YOUR GOAL
Output the lines as a Markdown table with two columns, Row and Line, giving each row a number and leaving out blank lines. Begin at the very first line and stop after the line that contains "price-detail-sheet: 金额明细 实际优惠金额请以下单页为准", including both of them.
>> START SUPPLIED DATA
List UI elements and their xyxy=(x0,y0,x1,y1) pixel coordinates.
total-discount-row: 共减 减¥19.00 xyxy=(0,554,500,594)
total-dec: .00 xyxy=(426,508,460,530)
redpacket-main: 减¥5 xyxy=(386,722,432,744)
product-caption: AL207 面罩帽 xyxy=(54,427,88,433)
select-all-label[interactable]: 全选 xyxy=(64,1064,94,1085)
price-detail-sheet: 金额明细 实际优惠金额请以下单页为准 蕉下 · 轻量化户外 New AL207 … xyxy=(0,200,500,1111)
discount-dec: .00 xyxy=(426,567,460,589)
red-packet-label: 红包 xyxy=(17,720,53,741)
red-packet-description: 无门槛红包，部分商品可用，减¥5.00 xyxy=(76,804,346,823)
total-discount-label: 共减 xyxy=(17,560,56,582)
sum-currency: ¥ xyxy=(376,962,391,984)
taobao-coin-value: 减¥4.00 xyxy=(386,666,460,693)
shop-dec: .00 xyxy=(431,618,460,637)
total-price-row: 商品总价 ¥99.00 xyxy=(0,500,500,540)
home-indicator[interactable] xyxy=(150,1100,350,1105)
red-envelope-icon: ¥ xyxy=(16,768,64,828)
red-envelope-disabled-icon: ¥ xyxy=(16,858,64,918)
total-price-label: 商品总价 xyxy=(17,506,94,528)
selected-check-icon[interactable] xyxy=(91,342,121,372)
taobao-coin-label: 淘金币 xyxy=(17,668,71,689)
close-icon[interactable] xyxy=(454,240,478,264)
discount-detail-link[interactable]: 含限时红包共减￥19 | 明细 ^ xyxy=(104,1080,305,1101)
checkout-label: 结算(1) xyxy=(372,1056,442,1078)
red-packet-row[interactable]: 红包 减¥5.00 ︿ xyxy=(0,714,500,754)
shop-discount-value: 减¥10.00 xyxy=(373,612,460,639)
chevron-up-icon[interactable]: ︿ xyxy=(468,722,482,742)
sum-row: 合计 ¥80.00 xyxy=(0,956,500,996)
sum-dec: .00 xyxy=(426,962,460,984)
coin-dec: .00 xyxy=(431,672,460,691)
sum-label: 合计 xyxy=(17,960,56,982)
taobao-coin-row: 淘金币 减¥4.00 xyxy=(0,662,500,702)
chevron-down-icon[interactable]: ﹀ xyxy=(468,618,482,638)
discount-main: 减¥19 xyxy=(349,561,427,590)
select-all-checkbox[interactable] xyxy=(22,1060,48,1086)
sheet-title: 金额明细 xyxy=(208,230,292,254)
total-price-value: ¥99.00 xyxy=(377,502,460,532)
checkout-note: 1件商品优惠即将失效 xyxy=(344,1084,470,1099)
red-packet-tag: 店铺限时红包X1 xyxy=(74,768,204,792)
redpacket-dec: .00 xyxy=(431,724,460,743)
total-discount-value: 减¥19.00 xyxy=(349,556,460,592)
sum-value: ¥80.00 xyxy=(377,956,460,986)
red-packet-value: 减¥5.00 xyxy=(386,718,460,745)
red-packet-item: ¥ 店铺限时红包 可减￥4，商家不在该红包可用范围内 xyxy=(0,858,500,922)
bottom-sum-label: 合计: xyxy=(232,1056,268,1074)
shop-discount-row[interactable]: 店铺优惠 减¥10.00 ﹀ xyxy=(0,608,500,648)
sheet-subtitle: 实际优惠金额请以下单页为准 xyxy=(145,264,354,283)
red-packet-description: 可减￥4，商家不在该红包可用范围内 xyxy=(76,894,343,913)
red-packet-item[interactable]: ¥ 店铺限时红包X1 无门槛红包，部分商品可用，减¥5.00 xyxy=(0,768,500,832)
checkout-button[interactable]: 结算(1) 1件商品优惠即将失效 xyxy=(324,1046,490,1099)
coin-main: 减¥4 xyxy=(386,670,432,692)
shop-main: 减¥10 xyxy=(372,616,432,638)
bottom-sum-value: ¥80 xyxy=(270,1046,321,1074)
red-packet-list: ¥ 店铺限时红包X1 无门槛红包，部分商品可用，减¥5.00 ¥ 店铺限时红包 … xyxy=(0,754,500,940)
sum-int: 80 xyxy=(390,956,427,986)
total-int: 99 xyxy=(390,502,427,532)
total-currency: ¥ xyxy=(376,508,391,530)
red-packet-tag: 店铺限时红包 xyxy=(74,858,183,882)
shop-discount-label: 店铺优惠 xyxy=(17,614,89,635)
>> END SUPPLIED DATA
FULL OUTPUT
| Row | Line |
|---|---|
| 1 | List UI elements and their xyxy=(x0,y0,x1,y1) pixel coordinates. |
| 2 | total-discount-row: 共减 减¥19.00 xyxy=(0,554,500,594) |
| 3 | total-dec: .00 xyxy=(426,508,460,530) |
| 4 | redpacket-main: 减¥5 xyxy=(386,722,432,744) |
| 5 | product-caption: AL207 面罩帽 xyxy=(54,427,88,433) |
| 6 | select-all-label[interactable]: 全选 xyxy=(64,1064,94,1085) |
| 7 | price-detail-sheet: 金额明细 实际优惠金额请以下单页为准 蕉下 · 轻量化户外 New AL207 … xyxy=(0,200,500,1111) |